- _EXERCISE REQUIREMENTS_:
Look over the lines below. Report each one that includes the string "name".
<<<<
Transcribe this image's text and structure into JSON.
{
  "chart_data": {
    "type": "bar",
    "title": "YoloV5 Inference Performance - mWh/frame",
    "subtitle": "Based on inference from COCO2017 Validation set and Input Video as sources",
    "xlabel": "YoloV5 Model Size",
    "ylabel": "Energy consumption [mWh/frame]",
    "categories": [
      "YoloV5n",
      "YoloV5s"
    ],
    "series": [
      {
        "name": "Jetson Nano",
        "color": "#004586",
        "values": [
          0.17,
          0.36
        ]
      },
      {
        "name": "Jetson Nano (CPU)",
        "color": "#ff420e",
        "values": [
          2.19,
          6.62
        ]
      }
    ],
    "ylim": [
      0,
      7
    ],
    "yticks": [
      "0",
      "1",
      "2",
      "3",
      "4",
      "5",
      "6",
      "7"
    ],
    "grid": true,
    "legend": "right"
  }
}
>>>>
- _OUTPUT OF THE TASK_:
        "name": "Jetson Nano",
        "name": "Jetson Nano (CPU)",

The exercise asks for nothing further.